Pull every line containing "values" out of the material below.
──────
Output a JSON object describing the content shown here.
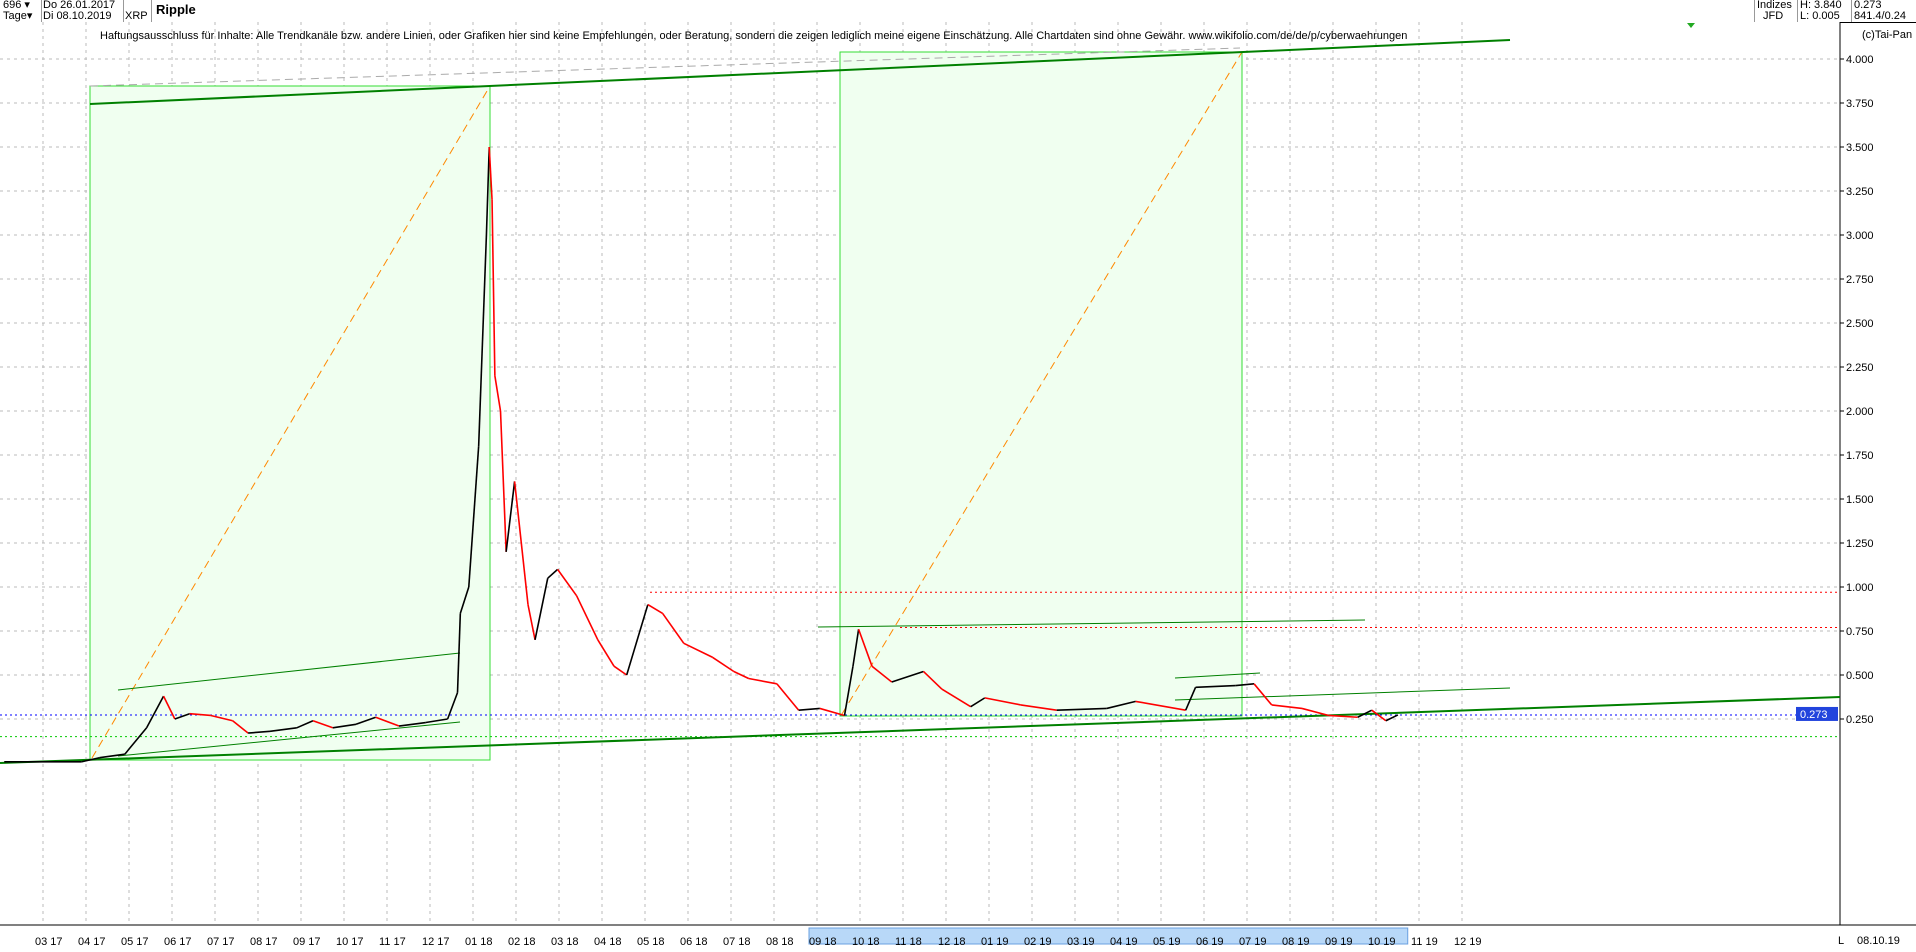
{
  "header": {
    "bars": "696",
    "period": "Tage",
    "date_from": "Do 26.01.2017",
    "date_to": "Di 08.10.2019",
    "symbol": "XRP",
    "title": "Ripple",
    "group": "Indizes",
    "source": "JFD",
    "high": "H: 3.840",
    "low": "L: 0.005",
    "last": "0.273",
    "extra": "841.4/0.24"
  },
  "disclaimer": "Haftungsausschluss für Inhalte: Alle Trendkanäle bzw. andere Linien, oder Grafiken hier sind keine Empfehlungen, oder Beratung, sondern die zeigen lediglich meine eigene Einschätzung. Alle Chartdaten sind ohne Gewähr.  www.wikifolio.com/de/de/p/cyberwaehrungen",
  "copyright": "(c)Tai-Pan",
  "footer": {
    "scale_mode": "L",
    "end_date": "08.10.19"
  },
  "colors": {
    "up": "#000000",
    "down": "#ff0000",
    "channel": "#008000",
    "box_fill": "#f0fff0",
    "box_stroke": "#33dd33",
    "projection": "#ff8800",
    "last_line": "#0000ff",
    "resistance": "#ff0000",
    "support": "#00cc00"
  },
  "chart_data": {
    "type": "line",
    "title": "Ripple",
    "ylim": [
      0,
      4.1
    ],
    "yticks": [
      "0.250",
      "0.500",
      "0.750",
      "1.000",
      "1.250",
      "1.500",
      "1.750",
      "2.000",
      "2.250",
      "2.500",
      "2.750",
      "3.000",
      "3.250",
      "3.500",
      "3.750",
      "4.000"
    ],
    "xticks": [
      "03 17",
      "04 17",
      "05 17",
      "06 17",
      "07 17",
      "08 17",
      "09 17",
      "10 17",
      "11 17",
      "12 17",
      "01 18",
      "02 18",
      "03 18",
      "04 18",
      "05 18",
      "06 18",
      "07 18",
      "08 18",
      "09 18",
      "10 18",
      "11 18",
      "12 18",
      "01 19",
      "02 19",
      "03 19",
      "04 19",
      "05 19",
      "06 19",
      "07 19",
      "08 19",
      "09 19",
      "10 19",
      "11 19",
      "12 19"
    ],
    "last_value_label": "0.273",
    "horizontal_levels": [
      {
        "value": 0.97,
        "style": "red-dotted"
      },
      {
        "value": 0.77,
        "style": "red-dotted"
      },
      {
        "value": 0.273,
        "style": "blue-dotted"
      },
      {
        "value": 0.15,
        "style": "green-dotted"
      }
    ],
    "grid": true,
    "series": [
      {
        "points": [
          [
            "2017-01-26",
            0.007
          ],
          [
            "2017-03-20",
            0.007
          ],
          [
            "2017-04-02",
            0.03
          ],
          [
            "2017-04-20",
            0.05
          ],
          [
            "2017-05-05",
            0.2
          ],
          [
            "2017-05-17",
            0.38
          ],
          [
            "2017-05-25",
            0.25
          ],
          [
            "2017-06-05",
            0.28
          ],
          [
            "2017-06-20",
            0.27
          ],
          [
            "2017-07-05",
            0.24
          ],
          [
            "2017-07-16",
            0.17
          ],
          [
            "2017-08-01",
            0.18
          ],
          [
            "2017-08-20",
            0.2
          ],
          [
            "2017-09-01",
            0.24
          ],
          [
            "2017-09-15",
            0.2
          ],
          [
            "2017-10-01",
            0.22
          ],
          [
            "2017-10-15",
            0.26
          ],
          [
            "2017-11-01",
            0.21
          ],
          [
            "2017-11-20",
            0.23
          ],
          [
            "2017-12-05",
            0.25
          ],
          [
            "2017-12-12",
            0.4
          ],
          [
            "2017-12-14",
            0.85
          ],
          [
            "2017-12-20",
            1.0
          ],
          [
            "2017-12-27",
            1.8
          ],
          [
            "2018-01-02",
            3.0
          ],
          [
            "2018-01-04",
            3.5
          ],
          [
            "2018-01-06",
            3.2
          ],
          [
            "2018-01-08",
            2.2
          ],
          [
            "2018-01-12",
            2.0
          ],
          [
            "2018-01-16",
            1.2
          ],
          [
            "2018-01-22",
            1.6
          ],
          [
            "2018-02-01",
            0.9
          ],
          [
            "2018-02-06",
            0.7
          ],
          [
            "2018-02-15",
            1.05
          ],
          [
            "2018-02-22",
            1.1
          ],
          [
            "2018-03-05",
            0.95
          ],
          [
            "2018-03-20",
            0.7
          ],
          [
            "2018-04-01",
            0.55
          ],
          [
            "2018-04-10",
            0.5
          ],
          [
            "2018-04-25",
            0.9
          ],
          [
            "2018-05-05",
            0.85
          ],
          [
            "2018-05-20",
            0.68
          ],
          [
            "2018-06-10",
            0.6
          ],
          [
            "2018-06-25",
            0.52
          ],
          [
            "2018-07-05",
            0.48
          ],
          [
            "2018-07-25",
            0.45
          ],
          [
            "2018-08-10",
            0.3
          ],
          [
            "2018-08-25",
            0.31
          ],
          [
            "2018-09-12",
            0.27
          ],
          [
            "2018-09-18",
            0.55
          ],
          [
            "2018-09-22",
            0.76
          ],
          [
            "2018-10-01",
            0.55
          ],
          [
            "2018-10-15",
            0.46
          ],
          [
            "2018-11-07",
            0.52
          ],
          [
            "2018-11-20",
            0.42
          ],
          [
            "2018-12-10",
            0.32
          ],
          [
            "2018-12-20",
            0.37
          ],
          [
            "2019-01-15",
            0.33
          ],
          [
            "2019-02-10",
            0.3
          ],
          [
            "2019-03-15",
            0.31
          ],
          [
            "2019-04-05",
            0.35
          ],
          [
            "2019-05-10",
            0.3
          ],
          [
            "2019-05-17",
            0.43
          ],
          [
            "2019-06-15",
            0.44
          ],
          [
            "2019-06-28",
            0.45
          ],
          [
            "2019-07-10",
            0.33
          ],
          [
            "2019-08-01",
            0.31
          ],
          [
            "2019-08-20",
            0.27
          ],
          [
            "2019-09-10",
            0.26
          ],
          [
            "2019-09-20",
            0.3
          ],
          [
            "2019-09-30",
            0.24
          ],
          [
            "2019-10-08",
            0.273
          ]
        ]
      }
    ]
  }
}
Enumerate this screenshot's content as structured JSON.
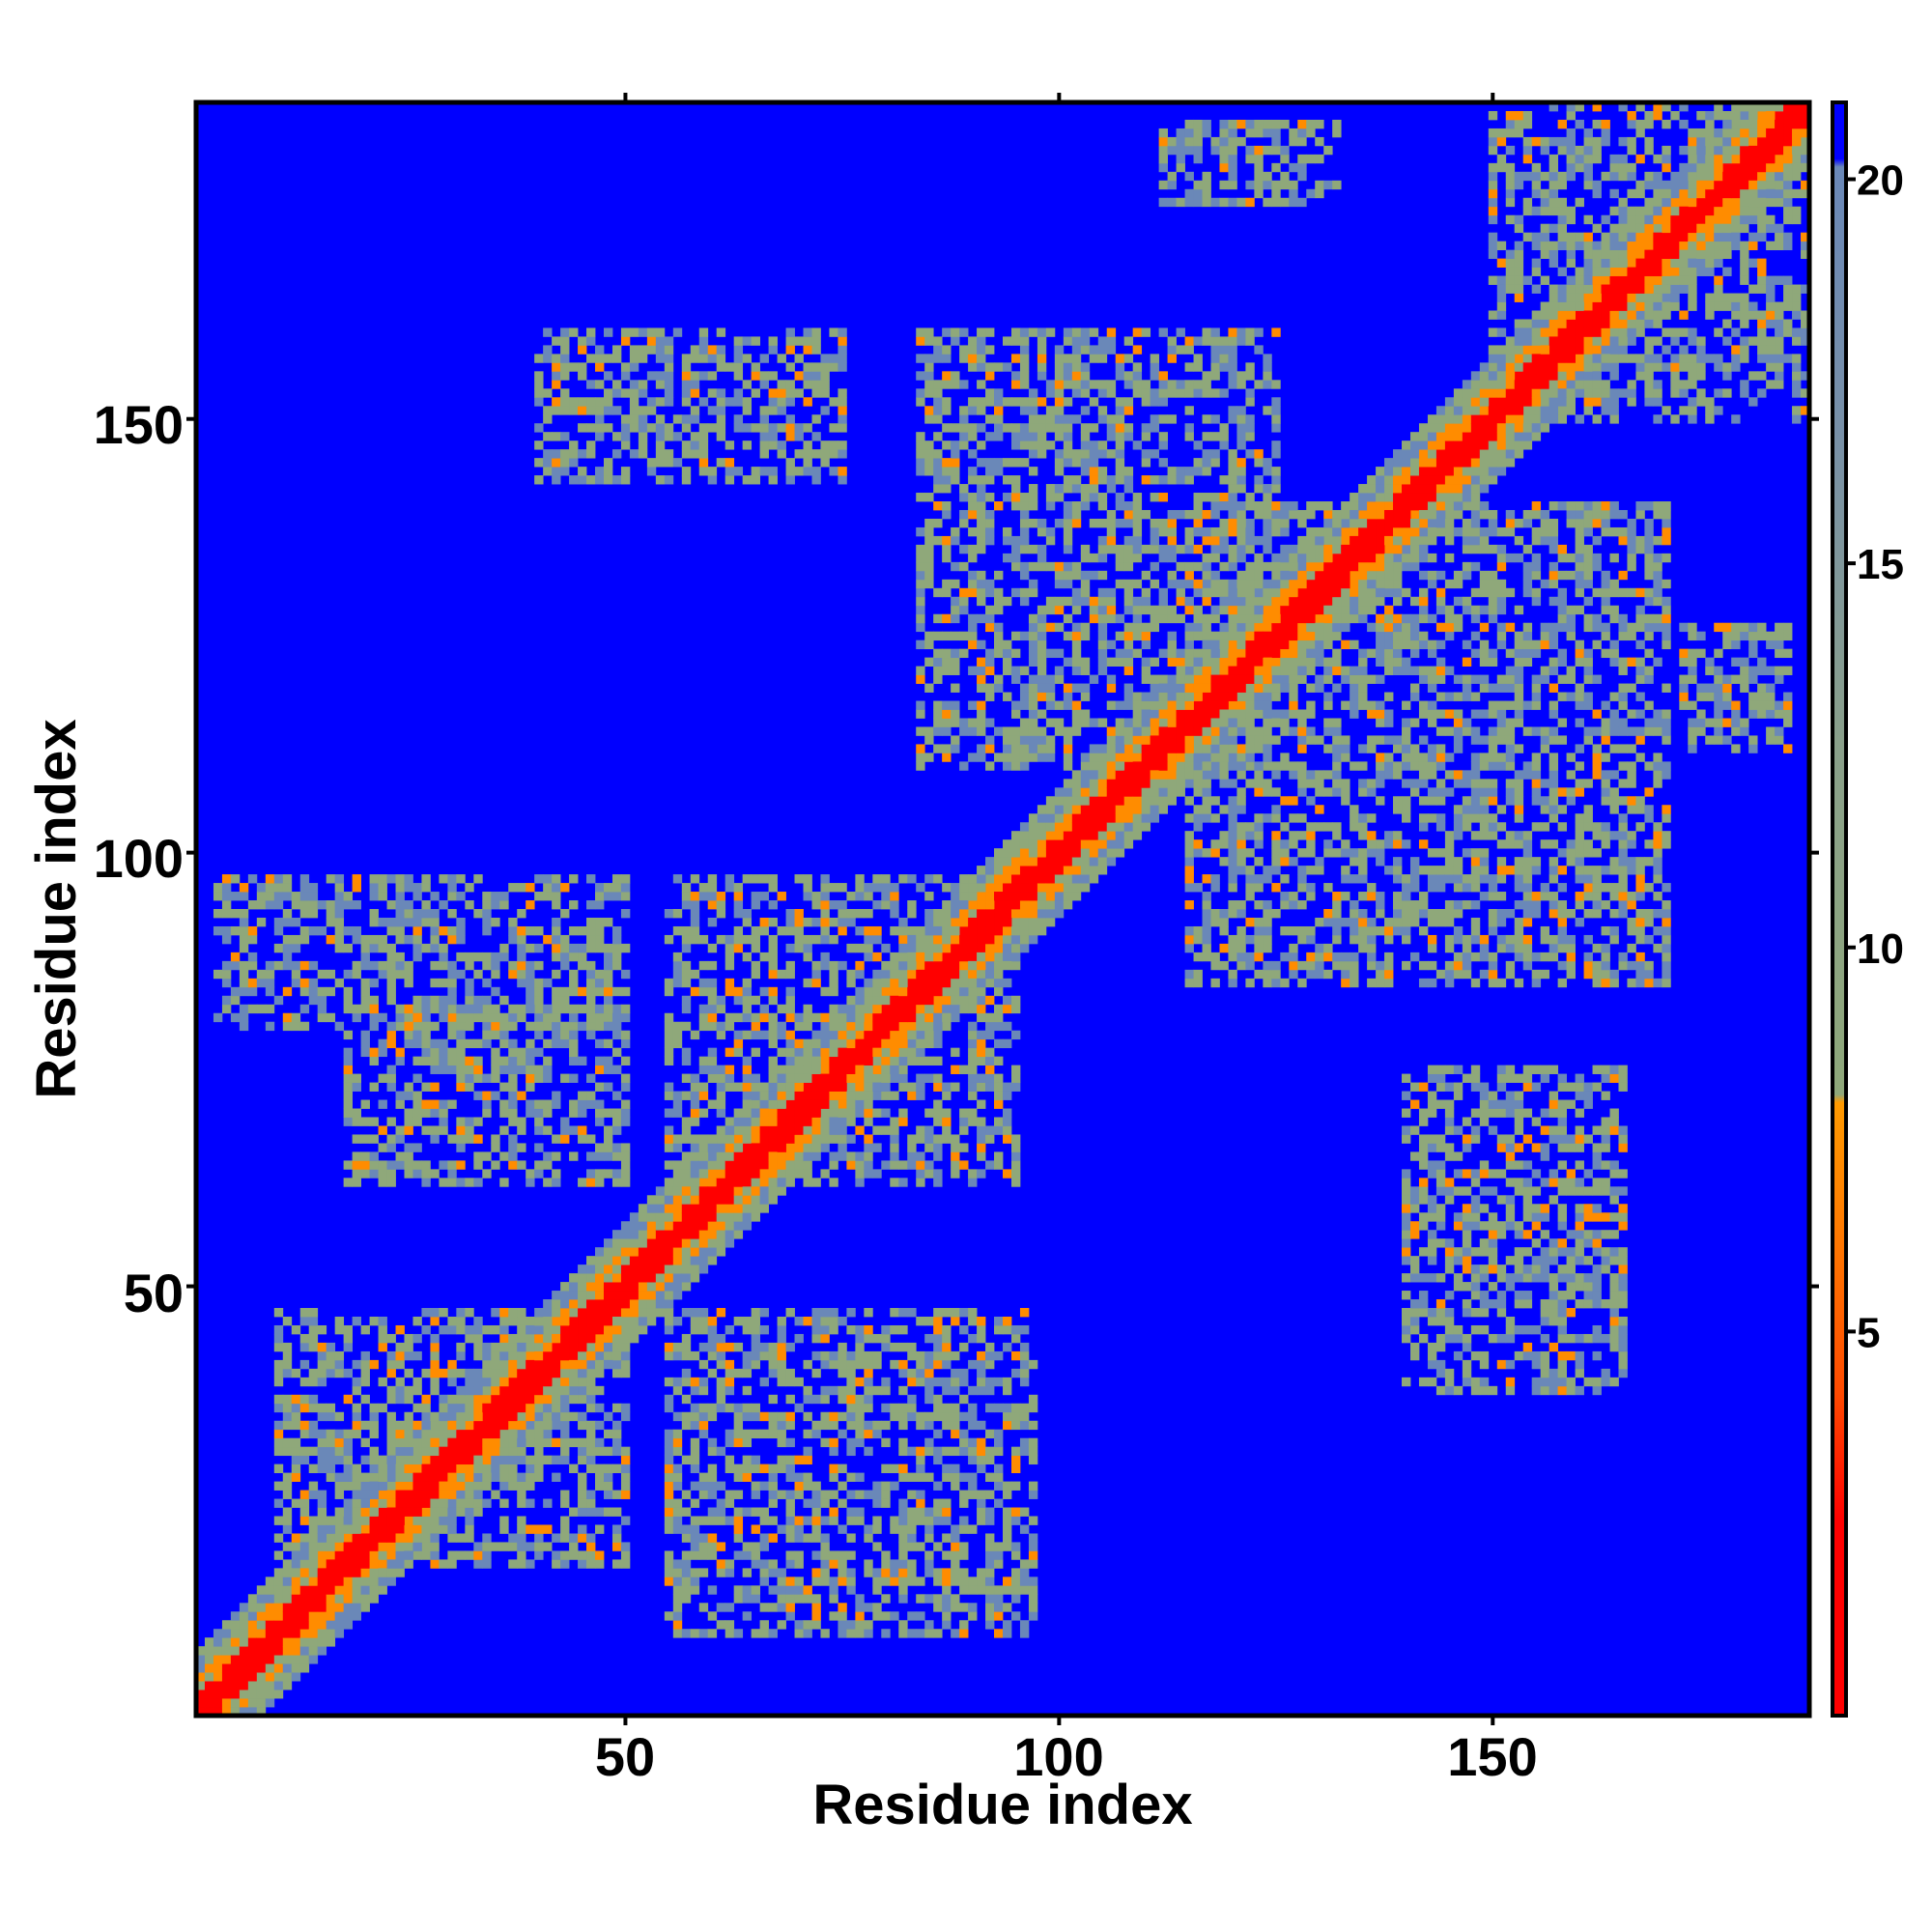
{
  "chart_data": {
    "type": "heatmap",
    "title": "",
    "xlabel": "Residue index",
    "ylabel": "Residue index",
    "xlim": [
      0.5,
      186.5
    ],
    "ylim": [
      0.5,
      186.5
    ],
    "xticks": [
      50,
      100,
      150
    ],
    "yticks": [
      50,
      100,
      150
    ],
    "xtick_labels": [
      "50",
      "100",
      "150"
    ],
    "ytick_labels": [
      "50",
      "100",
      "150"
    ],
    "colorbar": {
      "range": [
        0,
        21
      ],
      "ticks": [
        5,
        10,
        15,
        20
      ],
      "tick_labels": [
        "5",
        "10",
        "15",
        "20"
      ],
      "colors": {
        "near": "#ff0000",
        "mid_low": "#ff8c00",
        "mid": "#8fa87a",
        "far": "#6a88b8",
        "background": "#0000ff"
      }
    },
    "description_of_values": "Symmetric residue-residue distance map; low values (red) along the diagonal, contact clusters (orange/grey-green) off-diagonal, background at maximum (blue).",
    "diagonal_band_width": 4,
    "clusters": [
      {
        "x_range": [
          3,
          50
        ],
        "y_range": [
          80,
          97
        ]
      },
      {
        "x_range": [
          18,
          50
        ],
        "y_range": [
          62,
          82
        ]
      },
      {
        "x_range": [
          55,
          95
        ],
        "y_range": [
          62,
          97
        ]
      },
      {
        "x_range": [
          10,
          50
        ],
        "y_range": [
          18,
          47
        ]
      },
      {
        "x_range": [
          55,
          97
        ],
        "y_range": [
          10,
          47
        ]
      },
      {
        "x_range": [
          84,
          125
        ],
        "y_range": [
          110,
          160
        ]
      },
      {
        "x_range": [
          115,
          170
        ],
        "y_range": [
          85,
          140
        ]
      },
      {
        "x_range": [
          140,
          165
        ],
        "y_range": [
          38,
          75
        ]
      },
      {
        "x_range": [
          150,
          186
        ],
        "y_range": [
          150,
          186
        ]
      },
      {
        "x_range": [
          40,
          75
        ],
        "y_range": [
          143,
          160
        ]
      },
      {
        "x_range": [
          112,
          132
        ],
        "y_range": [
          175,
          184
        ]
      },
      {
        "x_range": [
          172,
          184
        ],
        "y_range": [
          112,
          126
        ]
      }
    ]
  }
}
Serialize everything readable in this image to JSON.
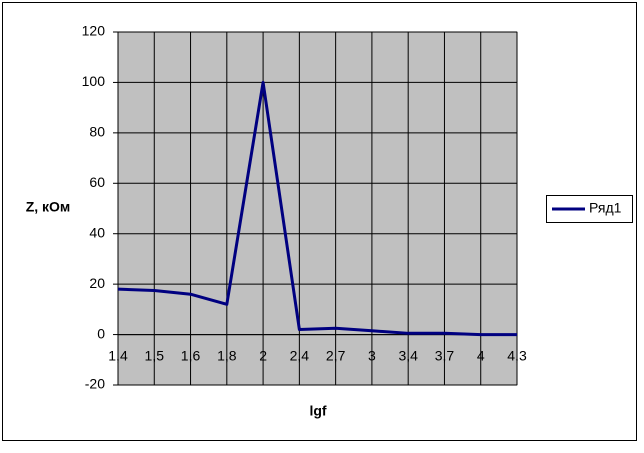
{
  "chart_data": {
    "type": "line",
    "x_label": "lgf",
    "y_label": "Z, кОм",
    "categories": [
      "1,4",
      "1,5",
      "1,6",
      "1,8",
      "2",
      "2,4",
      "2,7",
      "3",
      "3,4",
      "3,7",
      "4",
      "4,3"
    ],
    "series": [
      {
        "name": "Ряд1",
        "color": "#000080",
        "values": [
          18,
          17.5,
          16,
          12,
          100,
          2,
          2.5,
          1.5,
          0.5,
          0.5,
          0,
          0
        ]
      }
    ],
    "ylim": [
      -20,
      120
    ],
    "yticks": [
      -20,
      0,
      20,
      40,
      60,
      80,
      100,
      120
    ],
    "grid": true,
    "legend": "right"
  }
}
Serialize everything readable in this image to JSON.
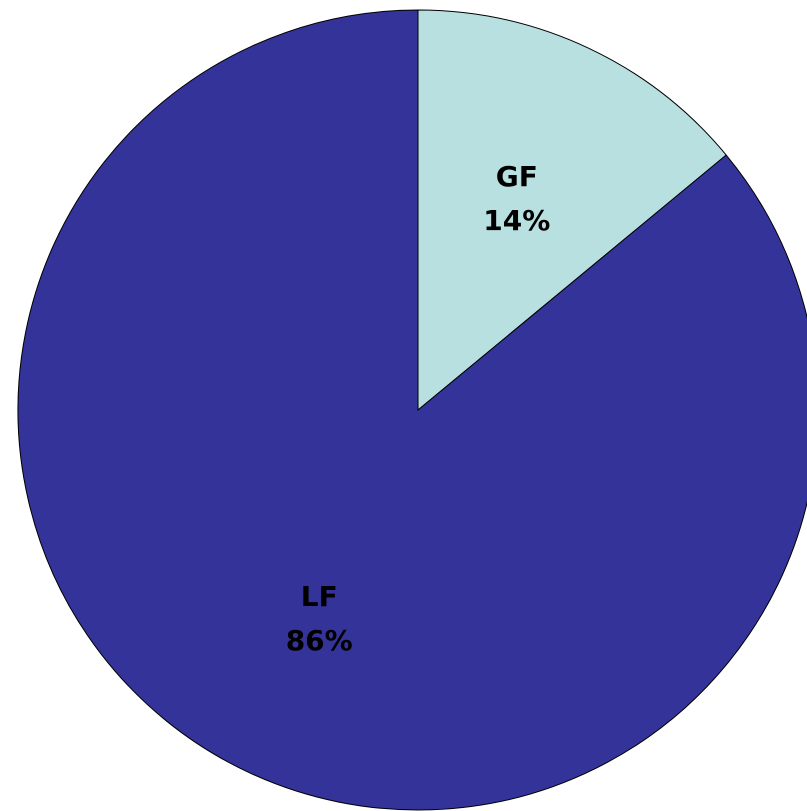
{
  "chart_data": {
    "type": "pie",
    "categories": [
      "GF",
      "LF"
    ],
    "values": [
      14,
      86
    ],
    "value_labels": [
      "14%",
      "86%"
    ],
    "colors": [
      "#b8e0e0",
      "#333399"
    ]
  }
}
──────
Problem solution ▸
    "description_of_values": "Symmetric residue-residue distance map; low values (red) along the diagonal, contact clusters (orange/grey-green) off-diagonal, background at maximum (blue).",
        "values": [
    "values": [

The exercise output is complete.